AIM: Copy the data precisely, keeping every character.

BEGIN PROVIDED DATA

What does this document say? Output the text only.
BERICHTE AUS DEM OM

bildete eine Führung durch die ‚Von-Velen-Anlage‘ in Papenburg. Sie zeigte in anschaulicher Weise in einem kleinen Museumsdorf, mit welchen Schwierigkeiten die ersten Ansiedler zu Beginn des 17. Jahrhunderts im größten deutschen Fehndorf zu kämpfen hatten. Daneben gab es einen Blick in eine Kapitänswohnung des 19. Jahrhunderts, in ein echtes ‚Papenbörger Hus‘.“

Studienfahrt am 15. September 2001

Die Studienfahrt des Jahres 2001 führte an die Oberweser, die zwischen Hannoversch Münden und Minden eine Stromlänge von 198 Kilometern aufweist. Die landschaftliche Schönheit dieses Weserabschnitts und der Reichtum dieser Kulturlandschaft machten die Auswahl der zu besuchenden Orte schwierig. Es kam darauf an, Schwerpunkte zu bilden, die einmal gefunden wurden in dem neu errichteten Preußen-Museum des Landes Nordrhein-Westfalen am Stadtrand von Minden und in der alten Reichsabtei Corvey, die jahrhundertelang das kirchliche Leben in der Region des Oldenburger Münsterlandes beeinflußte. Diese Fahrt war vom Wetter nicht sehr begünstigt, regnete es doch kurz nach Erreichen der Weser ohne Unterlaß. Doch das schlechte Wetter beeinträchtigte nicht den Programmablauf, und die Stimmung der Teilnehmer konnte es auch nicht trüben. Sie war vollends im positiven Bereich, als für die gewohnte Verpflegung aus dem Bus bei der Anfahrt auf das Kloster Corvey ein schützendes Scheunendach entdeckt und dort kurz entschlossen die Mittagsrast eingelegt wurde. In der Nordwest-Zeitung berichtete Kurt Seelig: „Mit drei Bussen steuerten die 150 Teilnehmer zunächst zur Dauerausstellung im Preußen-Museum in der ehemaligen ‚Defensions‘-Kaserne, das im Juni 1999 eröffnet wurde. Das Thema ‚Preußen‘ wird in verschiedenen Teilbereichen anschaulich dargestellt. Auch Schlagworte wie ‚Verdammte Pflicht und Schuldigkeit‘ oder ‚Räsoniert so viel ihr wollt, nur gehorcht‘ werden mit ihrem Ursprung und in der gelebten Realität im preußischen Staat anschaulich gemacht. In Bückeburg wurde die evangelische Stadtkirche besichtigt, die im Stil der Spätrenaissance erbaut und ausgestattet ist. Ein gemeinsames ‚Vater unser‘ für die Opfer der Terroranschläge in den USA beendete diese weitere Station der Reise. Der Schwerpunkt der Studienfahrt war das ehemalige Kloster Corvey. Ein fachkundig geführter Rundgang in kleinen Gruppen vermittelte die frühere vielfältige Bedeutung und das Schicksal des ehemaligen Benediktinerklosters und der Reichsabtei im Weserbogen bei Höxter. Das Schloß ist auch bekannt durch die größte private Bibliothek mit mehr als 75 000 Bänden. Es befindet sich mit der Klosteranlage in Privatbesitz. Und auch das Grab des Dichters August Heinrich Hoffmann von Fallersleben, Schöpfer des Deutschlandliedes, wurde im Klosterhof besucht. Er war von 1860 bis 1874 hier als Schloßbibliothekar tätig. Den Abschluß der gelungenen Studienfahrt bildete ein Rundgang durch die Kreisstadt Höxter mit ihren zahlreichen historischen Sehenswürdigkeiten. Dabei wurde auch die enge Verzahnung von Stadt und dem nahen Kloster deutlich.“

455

END PROVIDED DATA

EXPECTED ANSWER:
What does this document say? Output the text only.
BERICHTE AUS DEM OM

bildete eine Führung durch die ‚Von-Velen-Anlage‘ in Papenburg. Sie zeigte in anschaulicher Weise in einem kleinen Museumsdorf, mit welchen Schwierigkeiten die ersten Ansiedler zu Beginn des 17. Jahrhunderts im größten deutschen Fehndorf zu kämpfen hatten. Daneben gab es einen Blick in eine Kapitänswohnung des 19. Jahrhunderts, in ein echtes ‚Papenbörger Hus‘.“

Studienfahrt am 15. September 2001

Die Studienfahrt des Jahres 2001 führte an die Oberweser, die zwischen Hannoversch Münden und Minden eine Stromlänge von 198 Kilometern aufweist. Die landschaftliche Schönheit dieses Weserabschnitts und der Reichtum dieser Kulturlandschaft machten die Auswahl der zu besuchenden Orte schwierig. Es kam darauf an, Schwerpunkte zu bilden, die einmal gefunden wurden in dem neu errichteten Preußen-Museum des Landes Nordrhein-Westfalen am Stadtrand von Minden und in der alten Reichsabtei Corvey, die jahrhundertelang das kirchliche Leben in der Region des Oldenburger Münsterlandes beeinflußte. Diese Fahrt war vom Wetter nicht sehr begünstigt, regnete es doch kurz nach Erreichen der Weser ohne Unterlaß. Doch das schlechte Wetter beeinträchtigte nicht den Programmablauf, und die Stimmung der Teilnehmer konnte es auch nicht trüben. Sie war vollends im positiven Bereich, als für die gewohnte Verpflegung aus dem Bus bei der Anfahrt auf das Kloster Corvey ein schützendes Scheunendach entdeckt und dort kurz entschlossen die Mittagsrast eingelegt wurde. In der Nordwest-Zeitung berichtete Kurt Seelig: „Mit drei Bussen steuerten die 150 Teilnehmer zunächst zur Dauerausstellung im Preußen-Museum in der ehemaligen ‚Defensions‘-Kaserne, das im Juni 1999 eröffnet wurde. Das Thema ‚Preußen‘ wird in verschiedenen Teilbereichen anschaulich dargestellt. Auch Schlagworte wie ‚Verdammte Pflicht und Schuldigkeit‘ oder ‚Räsoniert so viel ihr wollt, nur gehorcht‘ werden mit ihrem Ursprung und in der gelebten Realität im preußischen Staat anschaulich gemacht. In Bückeburg wurde die evangelische Stadtkirche besichtigt, die im Stil der Spätrenaissance erbaut und ausgestattet ist. Ein gemeinsames ‚Vater unser‘ für die Opfer der Terroranschläge in den USA beendete diese weitere Station der Reise. Der Schwerpunkt der Studienfahrt war das ehemalige Kloster Corvey. Ein fachkundig geführter Rundgang in kleinen Gruppen vermittelte die frühere vielfältige Bedeutung und das Schicksal des ehemaligen Benediktinerklosters und der Reichsabtei im Weserbogen bei Höxter. Das Schloß ist auch bekannt durch die größte private Bibliothek mit mehr als 75 000 Bänden. Es befindet sich mit der Klosteranlage in Privatbesitz. Und auch das Grab des Dichters August Heinrich Hoffmann von Fallersleben, Schöpfer des Deutschlandliedes, wurde im Klosterhof besucht. Er war von 1860 bis 1874 hier als Schloßbibliothekar tätig. Den Abschluß der gelungenen Studienfahrt bildete ein Rundgang durch die Kreisstadt Höxter mit ihren zahlreichen historischen Sehenswürdigkeiten. Dabei wurde auch die enge Verzahnung von Stadt und dem nahen Kloster deutlich.“

455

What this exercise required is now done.